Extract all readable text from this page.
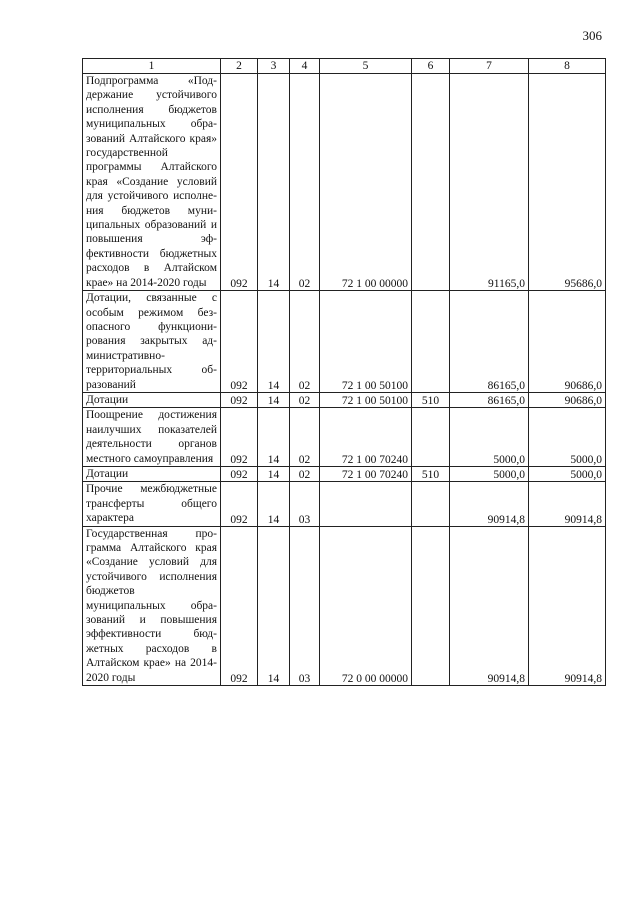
306
1	2	3	4	5	6	7	8
Подпрограмма «Поддержание устойчивого исполнения бюджетов муниципальных образований Алтайского края» государственной программы Алтайского края «Создание условий для устойчивого исполнения бюджетов муниципальных образований и повышения эффективности бюджетных расходов в Алтайском крае» на 2014-2020 годы	092	14	02	72 1 00 00000		91165,0	95686,0
Дотации, связанные с особым режимом безопасного функционирования закрытых административно-территориальных образований	092	14	02	72 1 00 50100		86165,0	90686,0
Дотации	092	14	02	72 1 00 50100	510	86165,0	90686,0
Поощрение достижения наилучших показателей деятельности органов местного самоуправления	092	14	02	72 1 00 70240		5000,0	5000,0
Дотации	092	14	02	72 1 00 70240	510	5000,0	5000,0
Прочие межбюджетные трансферты общего характера	092	14	03			90914,8	90914,8
Государственная программа Алтайского края «Создание условий для устойчивого исполнения бюджетов муниципальных образований и повышения эффективности бюджетных расходов в Алтайском крае» на 2014-2020 годы	092	14	03	72 0 00 00000		90914,8	90914,8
--
> _THE TASK_
Report only the number of lines that hold the string "годы" in this listing.

> _THE REPLY_
2